### Set task
Every entry should be repeated exactly. Omit the pictures.

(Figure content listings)
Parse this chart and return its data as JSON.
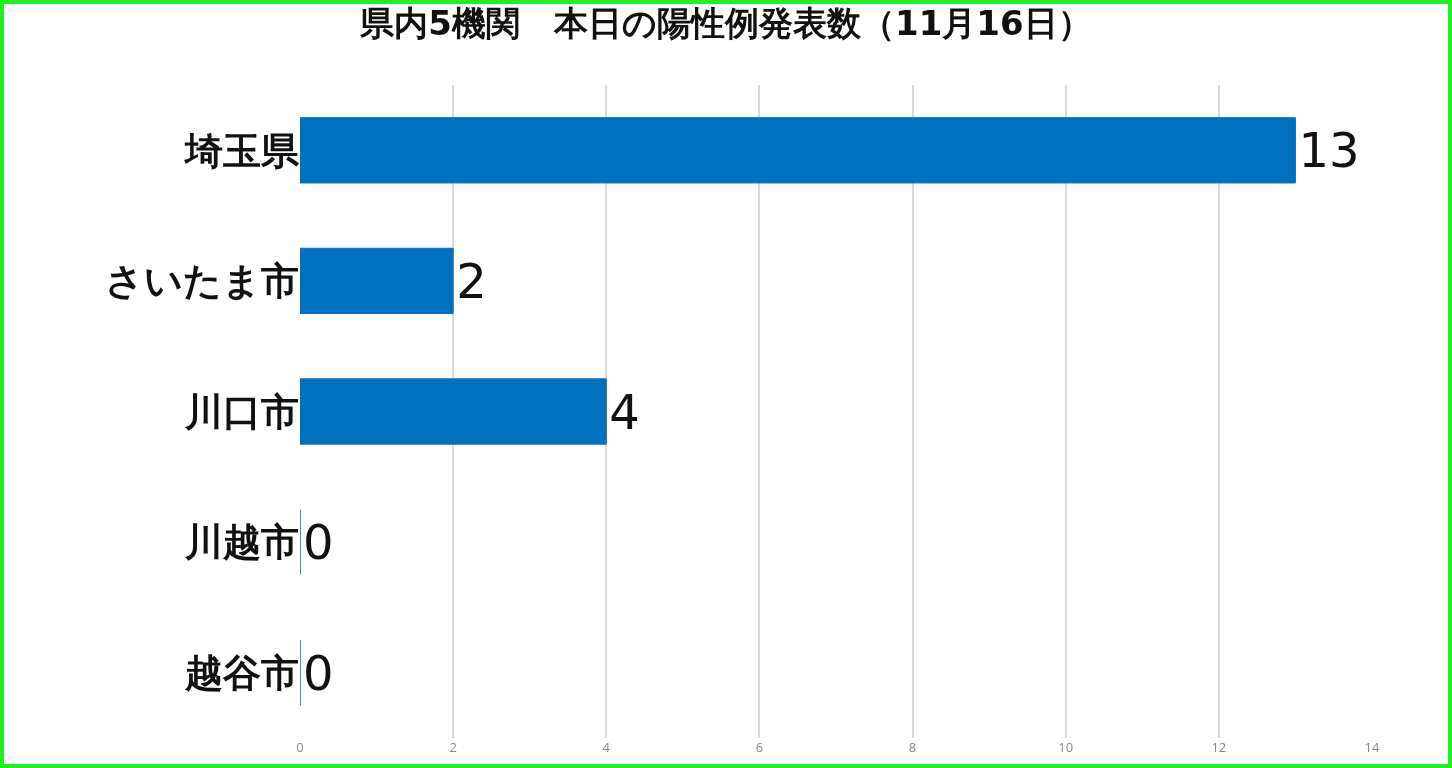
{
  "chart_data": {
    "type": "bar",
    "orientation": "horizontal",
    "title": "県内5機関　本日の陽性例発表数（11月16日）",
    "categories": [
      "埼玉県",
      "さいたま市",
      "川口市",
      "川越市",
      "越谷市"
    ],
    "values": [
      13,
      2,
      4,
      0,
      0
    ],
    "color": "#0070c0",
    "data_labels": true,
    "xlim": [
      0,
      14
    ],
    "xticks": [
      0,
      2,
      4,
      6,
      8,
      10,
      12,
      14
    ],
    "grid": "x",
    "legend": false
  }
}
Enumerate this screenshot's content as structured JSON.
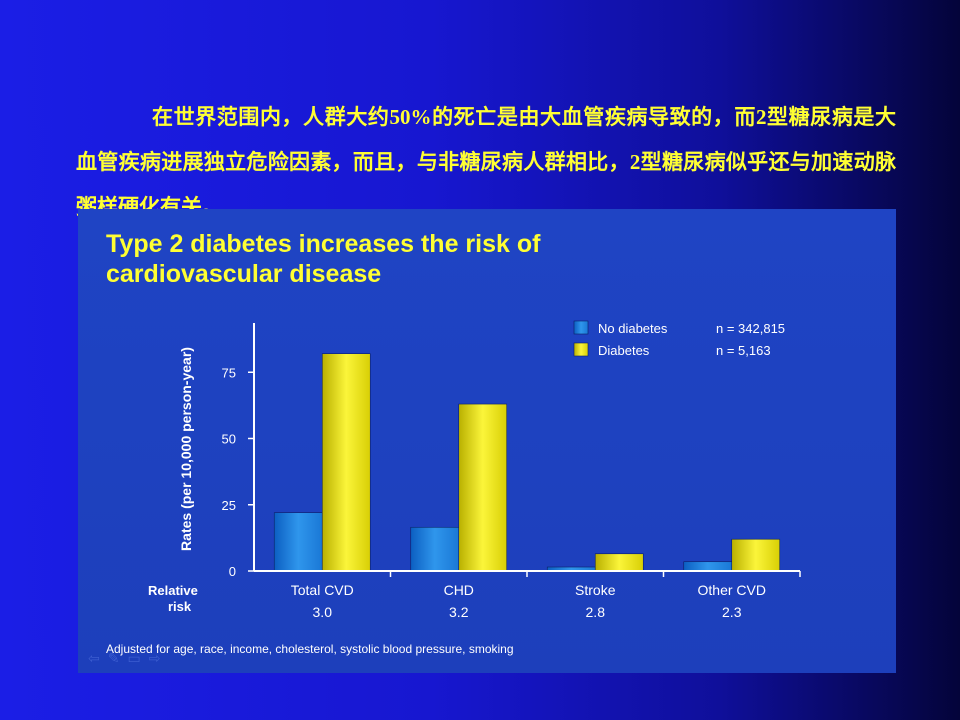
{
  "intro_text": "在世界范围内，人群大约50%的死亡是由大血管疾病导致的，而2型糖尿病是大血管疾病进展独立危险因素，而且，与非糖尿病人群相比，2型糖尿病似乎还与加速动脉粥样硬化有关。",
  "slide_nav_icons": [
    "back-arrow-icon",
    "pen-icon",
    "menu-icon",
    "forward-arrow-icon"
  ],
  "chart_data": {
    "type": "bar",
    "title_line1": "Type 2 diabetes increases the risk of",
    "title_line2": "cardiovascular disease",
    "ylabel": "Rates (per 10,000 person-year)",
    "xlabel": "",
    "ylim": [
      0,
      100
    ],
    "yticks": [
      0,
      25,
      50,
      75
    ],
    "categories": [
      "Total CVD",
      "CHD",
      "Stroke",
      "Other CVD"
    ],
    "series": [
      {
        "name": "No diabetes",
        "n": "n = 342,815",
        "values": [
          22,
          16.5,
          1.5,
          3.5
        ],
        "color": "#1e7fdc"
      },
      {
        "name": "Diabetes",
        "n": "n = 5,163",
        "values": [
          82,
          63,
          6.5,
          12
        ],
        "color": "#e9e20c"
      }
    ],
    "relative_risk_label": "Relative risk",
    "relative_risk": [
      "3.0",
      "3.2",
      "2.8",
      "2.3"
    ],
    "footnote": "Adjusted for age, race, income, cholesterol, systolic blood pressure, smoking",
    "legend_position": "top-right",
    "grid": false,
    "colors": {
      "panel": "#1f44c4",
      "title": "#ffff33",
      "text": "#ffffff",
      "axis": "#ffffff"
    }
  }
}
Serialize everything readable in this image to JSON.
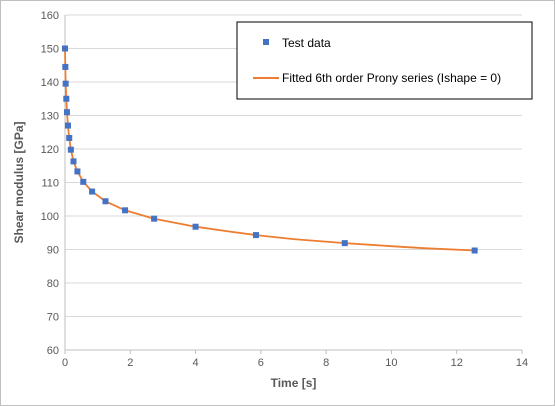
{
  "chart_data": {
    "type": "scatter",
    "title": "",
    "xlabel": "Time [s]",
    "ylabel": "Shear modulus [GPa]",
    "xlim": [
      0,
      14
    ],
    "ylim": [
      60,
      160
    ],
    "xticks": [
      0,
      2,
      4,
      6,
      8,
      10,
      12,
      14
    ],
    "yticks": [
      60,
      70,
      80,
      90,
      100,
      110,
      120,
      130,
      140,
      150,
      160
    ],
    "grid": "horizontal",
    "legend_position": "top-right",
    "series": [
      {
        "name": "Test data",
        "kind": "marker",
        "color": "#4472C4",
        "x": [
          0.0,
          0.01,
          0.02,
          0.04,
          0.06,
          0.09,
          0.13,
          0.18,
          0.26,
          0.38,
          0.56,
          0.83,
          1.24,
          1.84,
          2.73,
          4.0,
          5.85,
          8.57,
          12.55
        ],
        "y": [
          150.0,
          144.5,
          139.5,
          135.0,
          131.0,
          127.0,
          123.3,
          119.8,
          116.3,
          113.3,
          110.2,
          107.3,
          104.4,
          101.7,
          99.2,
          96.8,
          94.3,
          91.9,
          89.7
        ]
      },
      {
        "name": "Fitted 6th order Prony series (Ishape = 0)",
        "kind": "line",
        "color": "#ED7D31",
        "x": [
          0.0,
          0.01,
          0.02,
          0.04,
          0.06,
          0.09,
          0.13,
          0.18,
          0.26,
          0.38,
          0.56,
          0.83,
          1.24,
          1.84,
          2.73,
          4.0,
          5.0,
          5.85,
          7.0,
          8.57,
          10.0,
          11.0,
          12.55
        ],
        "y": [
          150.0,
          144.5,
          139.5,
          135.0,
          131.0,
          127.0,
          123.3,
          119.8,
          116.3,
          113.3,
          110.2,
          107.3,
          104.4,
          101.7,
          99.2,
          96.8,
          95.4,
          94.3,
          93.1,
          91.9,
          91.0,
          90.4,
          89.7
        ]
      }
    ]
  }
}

### Reply
Parse this chart and return its data as JSON.
{
  "chart_data": {
    "type": "bar",
    "orientation": "horizontal",
    "title": "県内5機関　本日の陽性例発表数（11月16日）",
    "categories": [
      "埼玉県",
      "さいたま市",
      "川口市",
      "川越市",
      "越谷市"
    ],
    "values": [
      13,
      2,
      4,
      0,
      0
    ],
    "color": "#0070c0",
    "data_labels": true,
    "xlim": [
      0,
      14
    ],
    "xticks": [
      0,
      2,
      4,
      6,
      8,
      10,
      12,
      14
    ],
    "grid": "x",
    "legend": false
  }
}
Enumerate this screenshot's content as structured JSON.
{
  "intro_text": "在世界范围内，人群大约50%的死亡是由大血管疾病导致的，而2型糖尿病是大血管疾病进展独立危险因素，而且，与非糖尿病人群相比，2型糖尿病似乎还与加速动脉粥样硬化有关。",
  "slide_nav_icons": [
    "back-arrow-icon",
    "pen-icon",
    "menu-icon",
    "forward-arrow-icon"
  ],
  "chart_data": {
    "type": "bar",
    "title_line1": "Type 2 diabetes increases the risk of",
    "title_line2": "cardiovascular disease",
    "ylabel": "Rates (per 10,000 person-year)",
    "xlabel": "",
    "ylim": [
      0,
      100
    ],
    "yticks": [
      0,
      25,
      50,
      75
    ],
    "categories": [
      "Total CVD",
      "CHD",
      "Stroke",
      "Other CVD"
    ],
    "series": [
      {
        "name": "No diabetes",
        "n": "n = 342,815",
        "values": [
          22,
          16.5,
          1.5,
          3.5
        ],
        "color": "#1e7fdc"
      },
      {
        "name": "Diabetes",
        "n": "n = 5,163",
        "values": [
          82,
          63,
          6.5,
          12
        ],
        "color": "#e9e20c"
      }
    ],
    "relative_risk_label": "Relative risk",
    "relative_risk": [
      "3.0",
      "3.2",
      "2.8",
      "2.3"
    ],
    "footnote": "Adjusted for age, race, income, cholesterol, systolic blood pressure, smoking",
    "legend_position": "top-right",
    "grid": false,
    "colors": {
      "panel": "#1f44c4",
      "title": "#ffff33",
      "text": "#ffffff",
      "axis": "#ffffff"
    }
  }
}
Serialize everything readable in this image to JSON.
{
  "chart_data": {
    "type": "scatter",
    "title": "",
    "xlabel": "Time [s]",
    "ylabel": "Shear modulus [GPa]",
    "xlim": [
      0,
      14
    ],
    "ylim": [
      60,
      160
    ],
    "xticks": [
      0,
      2,
      4,
      6,
      8,
      10,
      12,
      14
    ],
    "yticks": [
      60,
      70,
      80,
      90,
      100,
      110,
      120,
      130,
      140,
      150,
      160
    ],
    "grid": "horizontal",
    "legend_position": "top-right",
    "series": [
      {
        "name": "Test data",
        "kind": "marker",
        "color": "#4472C4",
        "x": [
          0.0,
          0.01,
          0.02,
          0.04,
          0.06,
          0.09,
          0.13,
          0.18,
          0.26,
          0.38,
          0.56,
          0.83,
          1.24,
          1.84,
          2.73,
          4.0,
          5.85,
          8.57,
          12.55
        ],
        "y": [
          150.0,
          144.5,
          139.5,
          135.0,
          131.0,
          127.0,
          123.3,
          119.8,
          116.3,
          113.3,
          110.2,
          107.3,
          104.4,
          101.7,
          99.2,
          96.8,
          94.3,
          91.9,
          89.7
        ]
      },
      {
        "name": "Fitted 6th order Prony series (Ishape = 0)",
        "kind": "line",
        "color": "#ED7D31",
        "x": [
          0.0,
          0.01,
          0.02,
          0.04,
          0.06,
          0.09,
          0.13,
          0.18,
          0.26,
          0.38,
          0.56,
          0.83,
          1.24,
          1.84,
          2.73,
          4.0,
          5.0,
          5.85,
          7.0,
          8.57,
          10.0,
          11.0,
          12.55
        ],
        "y": [
          150.0,
          144.5,
          139.5,
          135.0,
          131.0,
          127.0,
          123.3,
          119.8,
          116.3,
          113.3,
          110.2,
          107.3,
          104.4,
          101.7,
          99.2,
          96.8,
          95.4,
          94.3,
          93.1,
          91.9,
          91.0,
          90.4,
          89.7
        ]
      }
    ]
  }
}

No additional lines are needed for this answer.